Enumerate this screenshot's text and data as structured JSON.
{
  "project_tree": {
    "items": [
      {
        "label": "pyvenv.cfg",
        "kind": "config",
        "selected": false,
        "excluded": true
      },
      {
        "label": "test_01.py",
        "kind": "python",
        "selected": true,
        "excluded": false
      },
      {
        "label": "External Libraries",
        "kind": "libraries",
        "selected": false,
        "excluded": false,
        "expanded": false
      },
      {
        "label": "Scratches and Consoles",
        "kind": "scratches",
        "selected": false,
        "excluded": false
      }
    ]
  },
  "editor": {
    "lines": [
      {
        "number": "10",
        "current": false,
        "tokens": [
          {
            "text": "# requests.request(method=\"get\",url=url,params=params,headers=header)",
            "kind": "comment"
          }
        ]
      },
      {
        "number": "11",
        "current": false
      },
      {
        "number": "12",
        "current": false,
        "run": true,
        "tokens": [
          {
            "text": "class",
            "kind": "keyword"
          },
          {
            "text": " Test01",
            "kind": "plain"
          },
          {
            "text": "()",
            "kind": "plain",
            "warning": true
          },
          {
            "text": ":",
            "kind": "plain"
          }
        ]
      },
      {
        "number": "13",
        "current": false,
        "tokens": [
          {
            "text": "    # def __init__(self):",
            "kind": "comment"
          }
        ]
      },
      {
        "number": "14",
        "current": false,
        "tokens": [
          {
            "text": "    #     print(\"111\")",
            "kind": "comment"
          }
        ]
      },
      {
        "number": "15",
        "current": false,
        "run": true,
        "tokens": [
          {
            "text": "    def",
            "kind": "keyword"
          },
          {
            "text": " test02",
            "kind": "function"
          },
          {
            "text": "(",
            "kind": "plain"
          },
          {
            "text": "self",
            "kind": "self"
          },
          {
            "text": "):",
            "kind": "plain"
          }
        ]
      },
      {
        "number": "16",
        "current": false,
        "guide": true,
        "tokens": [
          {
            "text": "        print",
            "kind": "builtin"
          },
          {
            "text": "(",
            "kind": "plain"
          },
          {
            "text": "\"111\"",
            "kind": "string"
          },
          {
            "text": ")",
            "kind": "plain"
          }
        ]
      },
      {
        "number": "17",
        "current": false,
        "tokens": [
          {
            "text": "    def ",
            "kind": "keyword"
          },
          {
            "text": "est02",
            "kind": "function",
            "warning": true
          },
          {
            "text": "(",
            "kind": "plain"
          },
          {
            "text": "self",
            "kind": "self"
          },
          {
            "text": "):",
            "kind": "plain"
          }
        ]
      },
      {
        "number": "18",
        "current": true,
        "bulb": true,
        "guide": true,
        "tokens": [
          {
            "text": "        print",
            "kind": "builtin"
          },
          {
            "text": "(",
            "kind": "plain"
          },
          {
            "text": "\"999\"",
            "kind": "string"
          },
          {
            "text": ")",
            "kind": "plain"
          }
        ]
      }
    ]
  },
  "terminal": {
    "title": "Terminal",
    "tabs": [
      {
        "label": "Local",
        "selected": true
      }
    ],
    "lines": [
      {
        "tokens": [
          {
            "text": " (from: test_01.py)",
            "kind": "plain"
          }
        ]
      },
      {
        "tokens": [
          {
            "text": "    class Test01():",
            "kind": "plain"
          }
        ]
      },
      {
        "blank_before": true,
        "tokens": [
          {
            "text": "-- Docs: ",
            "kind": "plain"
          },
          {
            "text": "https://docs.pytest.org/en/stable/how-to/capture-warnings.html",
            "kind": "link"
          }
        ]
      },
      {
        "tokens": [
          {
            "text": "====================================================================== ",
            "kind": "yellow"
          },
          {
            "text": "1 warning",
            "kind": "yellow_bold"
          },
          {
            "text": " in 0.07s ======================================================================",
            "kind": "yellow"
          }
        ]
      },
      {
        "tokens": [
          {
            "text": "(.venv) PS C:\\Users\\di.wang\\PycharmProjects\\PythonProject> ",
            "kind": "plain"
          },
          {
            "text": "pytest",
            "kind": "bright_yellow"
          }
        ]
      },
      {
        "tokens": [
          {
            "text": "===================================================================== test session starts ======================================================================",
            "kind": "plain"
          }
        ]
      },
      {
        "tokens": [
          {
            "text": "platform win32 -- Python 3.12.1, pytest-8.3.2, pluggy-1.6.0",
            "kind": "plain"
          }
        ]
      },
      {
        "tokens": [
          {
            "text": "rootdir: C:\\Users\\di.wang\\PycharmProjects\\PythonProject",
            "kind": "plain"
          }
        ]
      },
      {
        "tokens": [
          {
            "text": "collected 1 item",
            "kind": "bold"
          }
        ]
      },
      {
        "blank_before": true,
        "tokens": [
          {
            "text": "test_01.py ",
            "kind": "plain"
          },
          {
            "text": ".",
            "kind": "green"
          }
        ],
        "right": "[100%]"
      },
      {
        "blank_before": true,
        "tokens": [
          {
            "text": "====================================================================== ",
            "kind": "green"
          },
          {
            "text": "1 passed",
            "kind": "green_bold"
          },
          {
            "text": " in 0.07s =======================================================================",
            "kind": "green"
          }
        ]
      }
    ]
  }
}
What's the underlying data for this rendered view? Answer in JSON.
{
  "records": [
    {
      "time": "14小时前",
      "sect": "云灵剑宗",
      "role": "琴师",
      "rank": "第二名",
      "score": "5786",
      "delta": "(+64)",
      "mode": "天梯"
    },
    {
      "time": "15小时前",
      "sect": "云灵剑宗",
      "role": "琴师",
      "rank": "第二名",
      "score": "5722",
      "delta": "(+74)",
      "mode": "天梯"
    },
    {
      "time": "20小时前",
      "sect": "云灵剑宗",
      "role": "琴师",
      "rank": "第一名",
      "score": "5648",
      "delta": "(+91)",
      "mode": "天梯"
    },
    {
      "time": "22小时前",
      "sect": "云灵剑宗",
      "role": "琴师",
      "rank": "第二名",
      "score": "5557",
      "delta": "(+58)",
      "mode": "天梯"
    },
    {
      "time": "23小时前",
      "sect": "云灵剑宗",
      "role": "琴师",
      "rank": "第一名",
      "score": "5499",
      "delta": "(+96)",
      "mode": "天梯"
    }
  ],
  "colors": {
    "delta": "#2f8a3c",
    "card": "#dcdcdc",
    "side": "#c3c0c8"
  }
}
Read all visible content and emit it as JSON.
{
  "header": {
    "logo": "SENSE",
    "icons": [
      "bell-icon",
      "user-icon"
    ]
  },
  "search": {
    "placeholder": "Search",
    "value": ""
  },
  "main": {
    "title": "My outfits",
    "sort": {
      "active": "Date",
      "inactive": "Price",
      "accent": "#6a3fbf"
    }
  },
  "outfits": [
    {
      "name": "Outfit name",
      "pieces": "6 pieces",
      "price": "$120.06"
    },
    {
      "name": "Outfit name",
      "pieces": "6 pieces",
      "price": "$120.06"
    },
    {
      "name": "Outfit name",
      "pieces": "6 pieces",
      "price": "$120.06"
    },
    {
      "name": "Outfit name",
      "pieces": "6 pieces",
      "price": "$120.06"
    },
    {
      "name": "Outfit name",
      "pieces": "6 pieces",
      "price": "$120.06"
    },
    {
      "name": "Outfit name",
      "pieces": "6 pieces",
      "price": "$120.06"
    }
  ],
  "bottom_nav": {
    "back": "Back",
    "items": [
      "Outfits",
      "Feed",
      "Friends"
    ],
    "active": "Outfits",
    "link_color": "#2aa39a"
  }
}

• _Exercise_
Lines of the material that contain the word "wang" are to be gathered.

• _Correct output_
            "text": "(.venv) PS C:\\Users\\di.wang\\PycharmProjects\\PythonProject> ",
            "text": "rootdir: C:\\Users\\di.wang\\PycharmProjects\\PythonProject",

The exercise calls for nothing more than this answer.